- [Prompt]
Restate the records that follow word for word; no pictures should appear.

──────────

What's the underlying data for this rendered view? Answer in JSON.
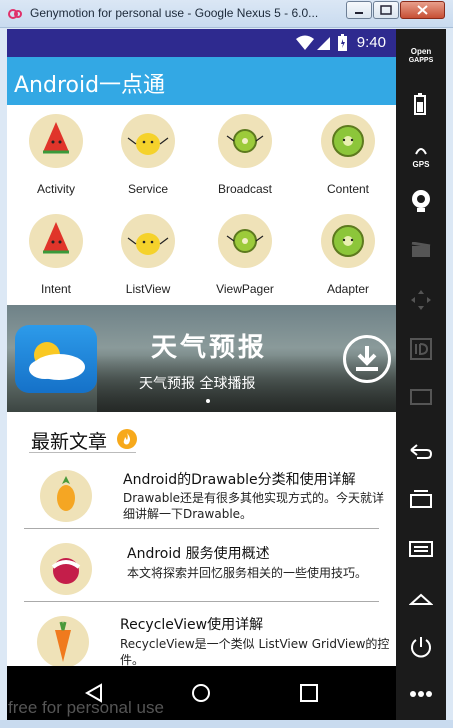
{
  "window": {
    "title": "Genymotion for personal use - Google Nexus 5 - 6.0..."
  },
  "status_bar": {
    "time": "9:40"
  },
  "app_bar": {
    "title": "Android一点通"
  },
  "grid": {
    "items": [
      {
        "label": "Activity",
        "icon": "watermelon-icon"
      },
      {
        "label": "Service",
        "icon": "lemon-icon"
      },
      {
        "label": "Broadcast",
        "icon": "kiwi-icon"
      },
      {
        "label": "Content",
        "icon": "kiwi-slice-icon"
      },
      {
        "label": "Intent",
        "icon": "watermelon-icon"
      },
      {
        "label": "ListView",
        "icon": "lemon-icon"
      },
      {
        "label": "ViewPager",
        "icon": "kiwi-icon"
      },
      {
        "label": "Adapter",
        "icon": "kiwi-slice-icon"
      }
    ]
  },
  "banner": {
    "title": "天气预报",
    "subtitle": "天气预报 全球播报",
    "icon": "weather-icon"
  },
  "articles_section": {
    "title": "最新文章"
  },
  "articles": [
    {
      "title": "Android的Drawable分类和使用详解",
      "desc_line1": "Drawable还是有很多其他实现方式的。今天就详",
      "desc_line2": "细讲解一下Drawable。",
      "icon": "pineapple-icon"
    },
    {
      "title": "Android 服务使用概述",
      "desc_line1": "本文将探索并回忆服务相关的一些使用技巧。",
      "desc_line2": "",
      "icon": "lychee-icon"
    },
    {
      "title": "RecycleView使用详解",
      "desc_line1": "RecycleView是一个类似 ListView GridView的控",
      "desc_line2": "件。",
      "icon": "carrot-icon"
    }
  ],
  "watermark": "free for personal use",
  "sidebar": {
    "items": [
      {
        "label_line1": "Open",
        "label_line2": "GAPPS"
      },
      {
        "label": "battery"
      },
      {
        "label_line1": "GPS"
      }
    ]
  },
  "colors": {
    "app_bar": "#33a8e4",
    "status_bar": "#2e2a8f"
  }
}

──────────

- [Final answer]
What's the underlying data for this rendered view? Answer in JSON.
{
  "window": {
    "title": "Genymotion for personal use - Google Nexus 5 - 6.0..."
  },
  "status_bar": {
    "time": "9:40"
  },
  "app_bar": {
    "title": "Android一点通"
  },
  "grid": {
    "items": [
      {
        "label": "Activity",
        "icon": "watermelon-icon"
      },
      {
        "label": "Service",
        "icon": "lemon-icon"
      },
      {
        "label": "Broadcast",
        "icon": "kiwi-icon"
      },
      {
        "label": "Content",
        "icon": "kiwi-slice-icon"
      },
      {
        "label": "Intent",
        "icon": "watermelon-icon"
      },
      {
        "label": "ListView",
        "icon": "lemon-icon"
      },
      {
        "label": "ViewPager",
        "icon": "kiwi-icon"
      },
      {
        "label": "Adapter",
        "icon": "kiwi-slice-icon"
      }
    ]
  },
  "banner": {
    "title": "天气预报",
    "subtitle": "天气预报 全球播报",
    "icon": "weather-icon"
  },
  "articles_section": {
    "title": "最新文章"
  },
  "articles": [
    {
      "title": "Android的Drawable分类和使用详解",
      "desc_line1": "Drawable还是有很多其他实现方式的。今天就详",
      "desc_line2": "细讲解一下Drawable。",
      "icon": "pineapple-icon"
    },
    {
      "title": "Android 服务使用概述",
      "desc_line1": "本文将探索并回忆服务相关的一些使用技巧。",
      "desc_line2": "",
      "icon": "lychee-icon"
    },
    {
      "title": "RecycleView使用详解",
      "desc_line1": "RecycleView是一个类似 ListView GridView的控",
      "desc_line2": "件。",
      "icon": "carrot-icon"
    }
  ],
  "watermark": "free for personal use",
  "sidebar": {
    "items": [
      {
        "label_line1": "Open",
        "label_line2": "GAPPS"
      },
      {
        "label": "battery"
      },
      {
        "label_line1": "GPS"
      }
    ]
  },
  "colors": {
    "app_bar": "#33a8e4",
    "status_bar": "#2e2a8f"
  }
}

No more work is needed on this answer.